§ **THE PROBLEM**
Of all the lines in the material, how many include the word "atau"? Give only the number.
═══ DATA TO USE ═══
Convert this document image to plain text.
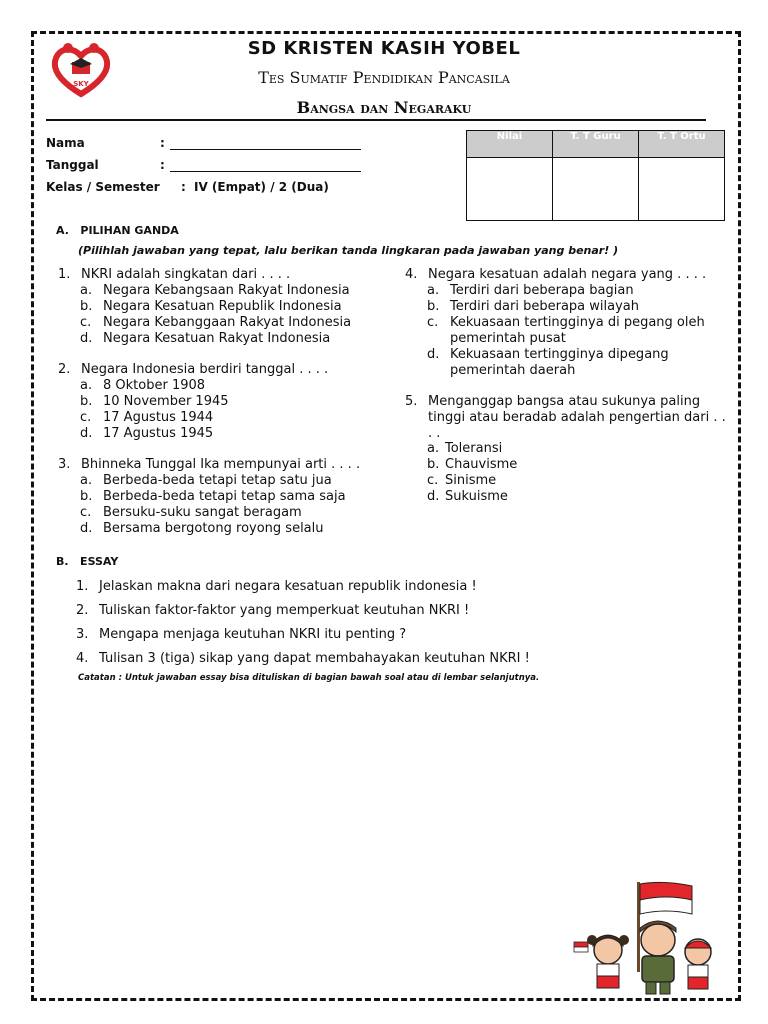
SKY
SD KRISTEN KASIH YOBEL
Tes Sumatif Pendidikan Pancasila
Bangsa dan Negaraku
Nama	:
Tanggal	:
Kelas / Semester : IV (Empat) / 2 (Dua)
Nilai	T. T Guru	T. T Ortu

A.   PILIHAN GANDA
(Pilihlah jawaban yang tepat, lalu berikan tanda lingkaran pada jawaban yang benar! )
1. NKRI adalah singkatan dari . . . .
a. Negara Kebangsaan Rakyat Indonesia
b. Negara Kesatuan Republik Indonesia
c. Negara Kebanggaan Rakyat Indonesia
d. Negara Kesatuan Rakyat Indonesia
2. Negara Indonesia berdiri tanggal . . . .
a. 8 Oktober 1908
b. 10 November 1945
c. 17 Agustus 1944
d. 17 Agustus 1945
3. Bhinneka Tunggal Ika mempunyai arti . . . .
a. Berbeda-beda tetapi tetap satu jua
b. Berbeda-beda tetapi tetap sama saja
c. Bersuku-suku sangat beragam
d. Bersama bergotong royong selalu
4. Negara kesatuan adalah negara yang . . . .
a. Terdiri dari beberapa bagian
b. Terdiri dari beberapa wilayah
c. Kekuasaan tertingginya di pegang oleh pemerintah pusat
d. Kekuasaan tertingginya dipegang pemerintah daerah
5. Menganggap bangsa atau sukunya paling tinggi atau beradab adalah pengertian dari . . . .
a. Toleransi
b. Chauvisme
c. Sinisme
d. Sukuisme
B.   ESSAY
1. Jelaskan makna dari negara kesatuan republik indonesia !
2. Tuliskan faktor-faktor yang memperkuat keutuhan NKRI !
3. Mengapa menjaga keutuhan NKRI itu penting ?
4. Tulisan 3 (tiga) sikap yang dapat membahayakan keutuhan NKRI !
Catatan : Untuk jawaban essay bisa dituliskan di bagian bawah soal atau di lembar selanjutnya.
═══
═══ DATA TO USE ═══
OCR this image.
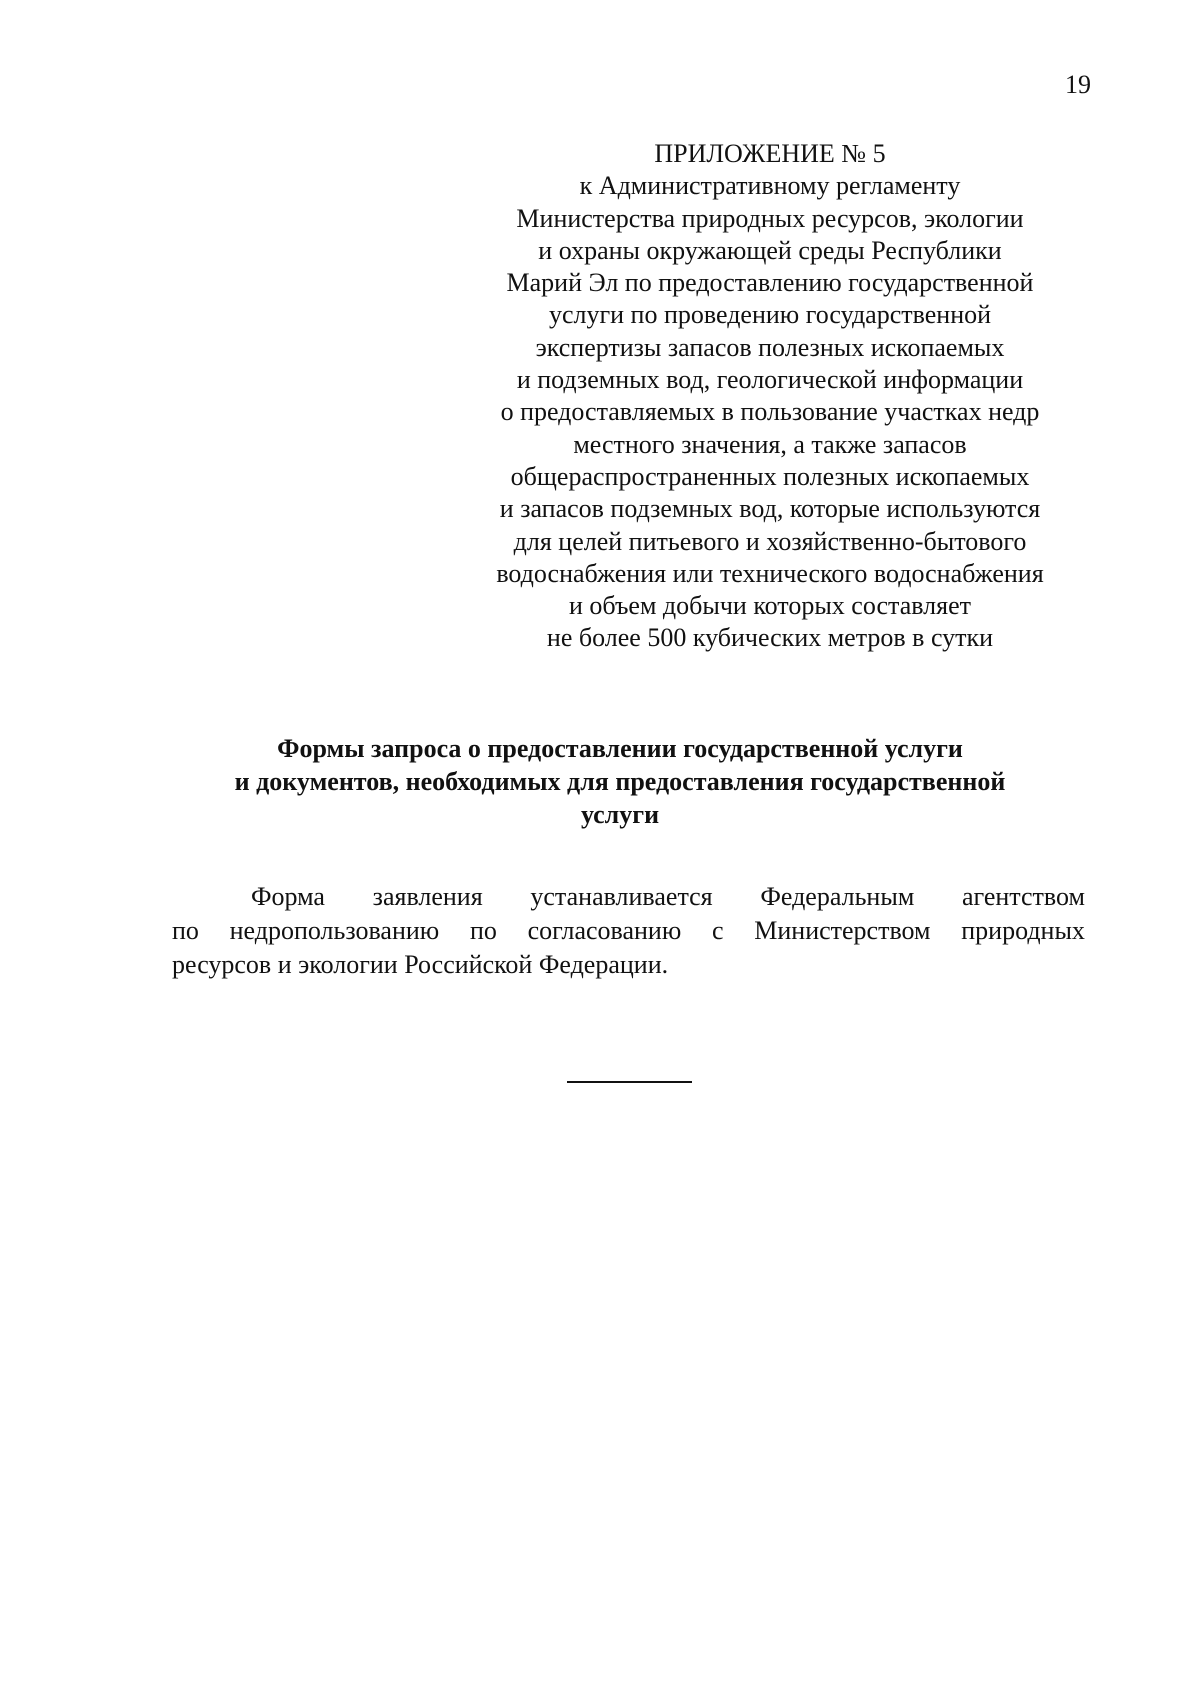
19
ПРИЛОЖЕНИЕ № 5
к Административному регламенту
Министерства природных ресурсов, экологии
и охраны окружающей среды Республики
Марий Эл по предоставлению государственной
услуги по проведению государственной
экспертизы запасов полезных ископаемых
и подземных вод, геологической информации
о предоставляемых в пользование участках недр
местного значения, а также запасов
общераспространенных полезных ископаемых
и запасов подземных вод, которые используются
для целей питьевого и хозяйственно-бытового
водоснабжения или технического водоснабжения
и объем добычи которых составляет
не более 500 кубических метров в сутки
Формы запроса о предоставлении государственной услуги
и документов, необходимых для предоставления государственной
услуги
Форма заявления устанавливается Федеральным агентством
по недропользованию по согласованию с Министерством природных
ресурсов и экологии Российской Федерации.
═══
§ **RESPONSE TO THE TASK**
2